→ **GOAL OF THE EXERCISE**
Copy the stretch of lines from the one containing "83, 1198, 99]" through the one containing "menu-edit[interactable]: 편집(E) [57, 36, 93, 52]", both included, exactly as they appear.
[Begin]
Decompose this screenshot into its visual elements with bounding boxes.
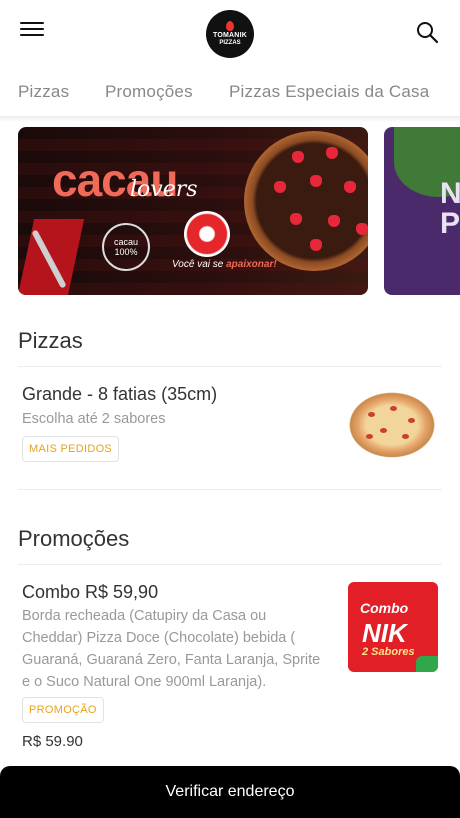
verify-address-button[interactable]: Verificar endereço <box>0 766 460 818</box>
logo-text-line2: PIZZAS <box>219 40 241 46</box>
pizza-thumbnail <box>346 390 438 460</box>
banner-carousel: cacau lovers cacau 100% Você vai se apai… <box>0 127 460 297</box>
banner-script: lovers <box>130 177 198 202</box>
badge-mais-pedidos: MAIS PEDIDOS <box>22 436 120 462</box>
search-icon[interactable] <box>416 21 439 44</box>
tab-pizzas-especiais[interactable]: Pizzas Especiais da Casa <box>229 82 429 102</box>
app-header: TOMANIK PIZZAS <box>0 0 460 70</box>
product-item-combo[interactable]: Combo R$ 59,90 Borda recheada (Catupiry … <box>0 564 460 764</box>
menu-icon[interactable] <box>20 22 44 42</box>
product-price: R$ 59.90 <box>22 733 83 750</box>
swirl-logo-icon <box>184 211 230 257</box>
flame-icon <box>226 21 234 31</box>
cacau-seal-icon: cacau 100% <box>102 223 150 271</box>
tabs-divider <box>0 116 460 122</box>
logo-text-line1: TOMANIK <box>213 32 247 39</box>
section-title-pizzas: Pizzas <box>18 328 83 353</box>
combo-thumbnail: Combo NIK 2 Sabores <box>348 582 438 672</box>
product-description: Borda recheada (Catupiry da Casa ou Ched… <box>22 608 321 690</box>
product-item-grande[interactable]: Grande - 8 fatias (35cm) Escolha até 2 s… <box>0 366 460 488</box>
seal-text-line2: 100% <box>114 247 138 257</box>
banner2-partial-text: NP <box>440 177 460 240</box>
seal-text-line1: cacau <box>113 237 139 247</box>
divider <box>18 489 442 490</box>
tab-promocoes[interactable]: Promoções <box>105 82 193 102</box>
thumb-text-line3: 2 Sabores <box>362 646 415 658</box>
thumb-text-line2: NIK <box>362 618 407 648</box>
banner-cacau-lovers[interactable]: cacau lovers cacau 100% Você vai se apai… <box>18 127 368 295</box>
product-description: Escolha até 2 sabores <box>22 411 166 427</box>
banner-slogan: Você vai se apaixonar! <box>172 259 277 270</box>
product-title: Combo R$ 59,90 <box>22 582 159 602</box>
tab-pizzas[interactable]: Pizzas <box>18 82 69 102</box>
brand-logo[interactable]: TOMANIK PIZZAS <box>206 10 254 58</box>
thumb-text-line1: Combo <box>360 600 409 616</box>
banner-secondary[interactable]: NP <box>384 127 460 295</box>
category-tabs: Pizzas Promoções Pizzas Especiais da Cas… <box>0 70 460 116</box>
badge-promocao: PROMOÇÃO <box>22 697 104 723</box>
section-title-promocoes: Promoções <box>18 526 130 551</box>
product-title: Grande - 8 fatias (35cm) <box>22 384 218 404</box>
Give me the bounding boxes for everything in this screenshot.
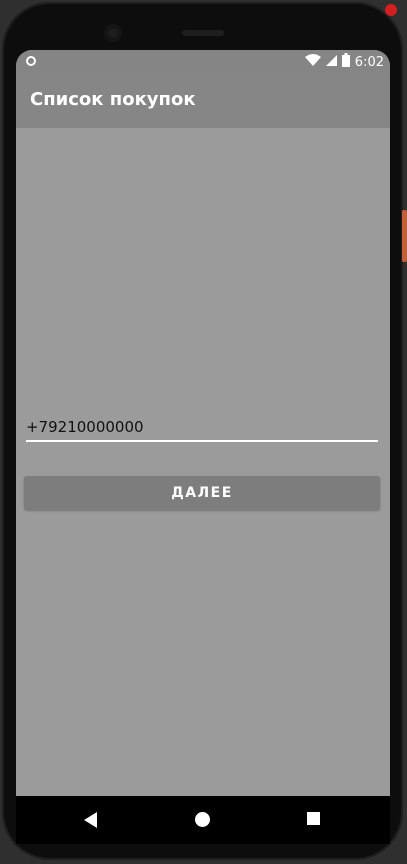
- status-right-group: 6:02: [304, 53, 384, 73]
- battery-icon: [341, 53, 350, 73]
- device-frame: 6:02 Список покупок +79210000000 ДАЛЕЕ: [0, 0, 407, 864]
- earpiece-speaker: [182, 30, 224, 36]
- signal-icon: [325, 54, 337, 72]
- system-navigation-bar: [16, 796, 390, 844]
- emulator-indicator-icon: [385, 4, 397, 16]
- wifi-icon: [304, 53, 321, 73]
- recents-icon[interactable]: [307, 812, 320, 825]
- status-bar: 6:02: [16, 50, 390, 74]
- back-icon[interactable]: [84, 812, 97, 828]
- next-button[interactable]: ДАЛЕЕ: [24, 476, 380, 510]
- side-power-button: [402, 210, 407, 262]
- app-bar: Список покупок: [16, 74, 390, 128]
- phone-input-value[interactable]: +79210000000: [26, 418, 144, 436]
- home-icon[interactable]: [195, 812, 210, 827]
- front-camera-icon: [104, 24, 122, 42]
- status-time: 6:02: [354, 55, 384, 70]
- phone-input[interactable]: +79210000000: [26, 416, 378, 442]
- app-screen: 6:02 Список покупок +79210000000 ДАЛЕЕ: [16, 50, 390, 796]
- page-title: Список покупок: [30, 89, 196, 110]
- notification-circle-icon: [26, 56, 36, 66]
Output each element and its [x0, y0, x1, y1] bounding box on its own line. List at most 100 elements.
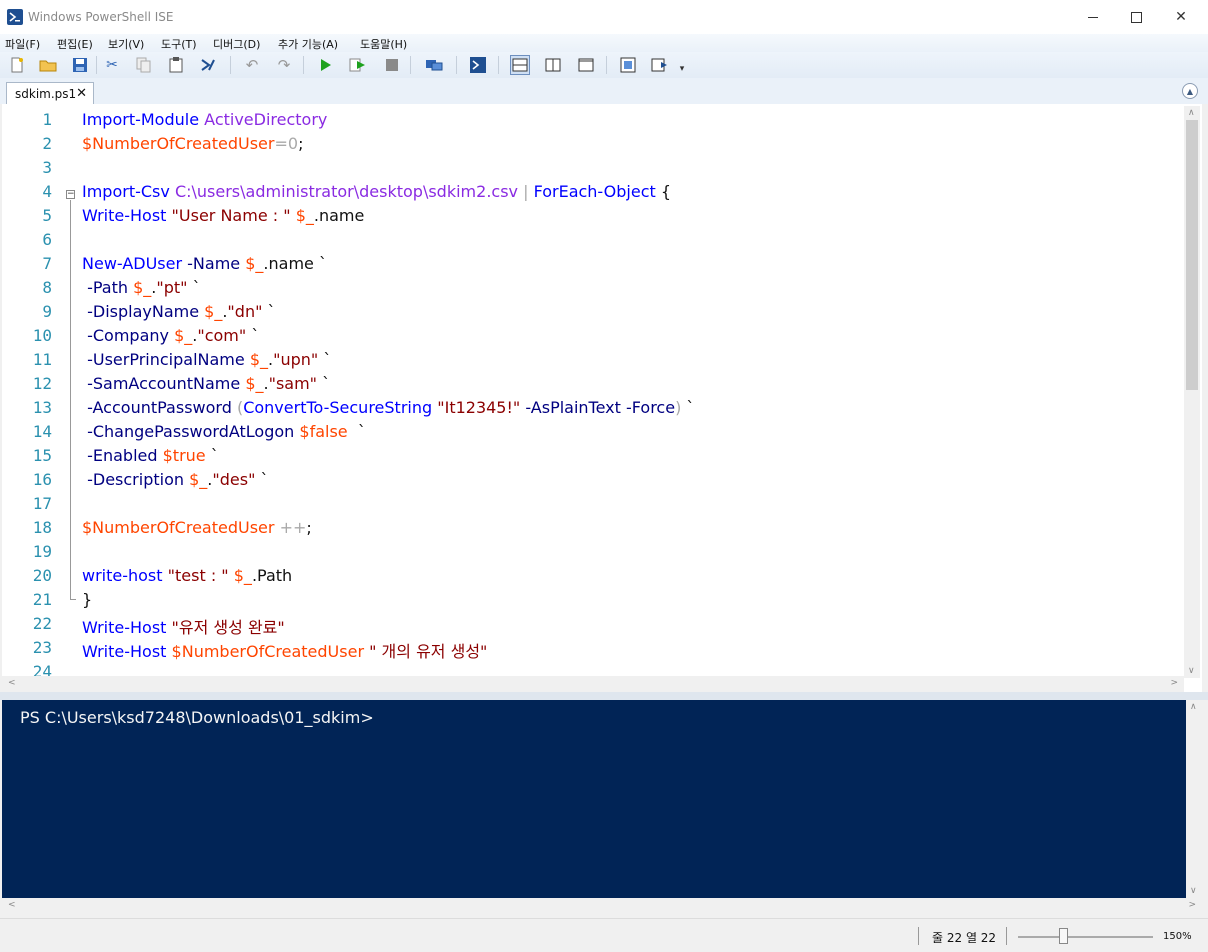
collapse-script-pane-button[interactable]: ▲ [1182, 83, 1198, 99]
scroll-right-icon[interactable]: > [1188, 900, 1196, 910]
status-separator [1006, 927, 1007, 945]
line-number: 16 [32, 470, 52, 489]
open-button[interactable] [38, 55, 58, 75]
code-token: "com" [197, 326, 247, 345]
menu-edit[interactable]: 편집(E) [57, 36, 93, 52]
new-file-button[interactable] [7, 55, 27, 75]
run-script-button[interactable] [316, 55, 336, 75]
save-icon [73, 58, 87, 72]
menu-tools[interactable]: 도구(T) [161, 36, 197, 52]
editor-horizontal-scrollbar[interactable]: < > [2, 676, 1184, 692]
editor-vertical-scrollbar[interactable]: ∧ ∨ [1184, 106, 1200, 678]
code-token: ` [347, 422, 366, 441]
powershell-icon [470, 57, 486, 73]
scroll-down-icon[interactable]: ∨ [1188, 666, 1195, 676]
console-pane[interactable]: PS C:\Users\ksd7248\Downloads\01_sdkim> … [2, 700, 1202, 898]
cut-button[interactable]: ✂ [102, 55, 122, 75]
layout-right-icon [545, 58, 561, 72]
redo-button[interactable]: ↷ [274, 55, 294, 75]
code-token: "test : " [167, 566, 229, 585]
code-token: $_ [295, 206, 314, 225]
stop-button[interactable] [382, 55, 402, 75]
line-number: 19 [32, 542, 52, 561]
code-token: = [274, 134, 288, 153]
show-script-pane-button[interactable] [618, 55, 638, 75]
zoom-level: 150% [1163, 931, 1192, 942]
toolbar-separator [230, 56, 231, 74]
scroll-up-icon[interactable]: ∧ [1190, 702, 1197, 712]
paste-button[interactable] [166, 55, 186, 75]
code-token: ++ [279, 518, 307, 537]
console-horizontal-scrollbar[interactable]: < > [2, 898, 1202, 914]
layout-top-icon [512, 58, 528, 72]
undo-button[interactable]: ↶ [242, 55, 262, 75]
run-selection-shell-button[interactable] [198, 55, 218, 75]
scroll-down-icon[interactable]: ∨ [1190, 886, 1197, 896]
menu-addons[interactable]: 추가 기능(A) [278, 36, 338, 52]
code-line: -Company $_."com" ` [82, 326, 259, 345]
layout-max-icon [578, 58, 594, 72]
layout-right-button[interactable] [543, 55, 563, 75]
tab-sdkim-ps1[interactable]: sdkim.ps1 ✕ [6, 82, 94, 104]
toolbar-separator [96, 56, 97, 74]
code-line: -ChangePasswordAtLogon $false ` [82, 422, 366, 441]
close-button[interactable]: ✕ [1158, 0, 1204, 34]
code-line: -Enabled $true ` [82, 446, 219, 465]
code-line: $NumberOfCreatedUser ++; [82, 518, 312, 537]
start-powershell-button[interactable] [468, 55, 488, 75]
save-button[interactable] [70, 55, 90, 75]
menu-view[interactable]: 보기(V) [108, 36, 144, 52]
scroll-left-icon[interactable]: < [8, 900, 16, 910]
code-line: -SamAccountName $_."sam" ` [82, 374, 330, 393]
undo-icon: ↶ [245, 56, 259, 74]
code-line: Write-Host "User Name : " $_.name [82, 206, 364, 225]
copy-button[interactable] [134, 55, 154, 75]
window-title: Windows PowerShell ISE [28, 10, 174, 24]
layout-top-button[interactable] [510, 55, 530, 75]
toolbar-separator [606, 56, 607, 74]
zoom-slider-track[interactable] [1018, 936, 1153, 938]
code-token: write-host [82, 566, 163, 585]
command-pane-icon [651, 58, 667, 72]
close-tab-icon[interactable]: ✕ [76, 86, 87, 101]
editor-scroll-thumb[interactable] [1186, 120, 1198, 390]
code-token: .name ` [263, 254, 327, 273]
console-vertical-scrollbar[interactable]: ∧ ∨ [1186, 700, 1202, 898]
maximize-icon [1130, 11, 1142, 23]
toolbar-separator [410, 56, 411, 74]
layout-max-button[interactable] [576, 55, 596, 75]
minimize-button[interactable] [1070, 0, 1116, 34]
code-token: ActiveDirectory [204, 110, 328, 129]
scroll-left-icon[interactable]: < [8, 678, 16, 688]
chevron-up-icon: ▲ [1186, 86, 1194, 96]
script-editor[interactable]: 1 2 3 4 5 6 7 8 9 10 11 12 13 14 15 16 17 18 19 20 21 22 23 24 … [2, 104, 1202, 692]
scroll-up-icon[interactable]: ∧ [1188, 108, 1195, 118]
new-file-icon [11, 57, 23, 73]
redo-icon: ↷ [277, 56, 291, 74]
code-token: { [655, 182, 672, 201]
code-token: "pt" [156, 278, 188, 297]
fold-end [70, 599, 76, 600]
remote-tab-button[interactable] [424, 55, 444, 75]
maximize-button[interactable] [1113, 0, 1159, 34]
stop-icon [386, 59, 398, 71]
title-bar: Windows PowerShell ISE ✕ [0, 0, 1208, 34]
menu-help[interactable]: 도움말(H) [360, 36, 407, 52]
code-token: "sam" [268, 374, 318, 393]
toolbar-overflow-button[interactable]: ▾ [676, 55, 688, 75]
code-token: ` [187, 278, 201, 297]
zoom-slider-thumb[interactable] [1058, 928, 1068, 944]
line-number: 4 [42, 182, 52, 201]
code-token: ; [306, 518, 312, 537]
fold-toggle-icon[interactable]: − [66, 190, 75, 199]
minimize-icon [1088, 16, 1098, 18]
run-selection-button[interactable] [348, 55, 368, 75]
show-command-pane-button[interactable] [650, 55, 670, 75]
scroll-right-icon[interactable]: > [1170, 678, 1178, 688]
menu-debug[interactable]: 디버그(D) [213, 36, 260, 52]
code-token: -AsPlainText [525, 398, 621, 417]
menu-file[interactable]: 파일(F) [5, 36, 40, 52]
code-token: $NumberOfCreatedUser [82, 518, 275, 537]
code-token: ` [681, 398, 695, 417]
pane-splitter[interactable] [0, 692, 1208, 700]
[End]
→ **EXPECTED ANSWER**
collapse-script-pane-button[interactable]: ▲ [1182, 83, 1198, 99]
scroll-right-icon[interactable]: > [1188, 900, 1196, 910]
status-separator [1006, 927, 1007, 945]
line-number: 16 [32, 470, 52, 489]
open-button[interactable] [38, 55, 58, 75]
code-token: "com" [197, 326, 247, 345]
menu-edit[interactable]: 편집(E) [57, 36, 93, 52]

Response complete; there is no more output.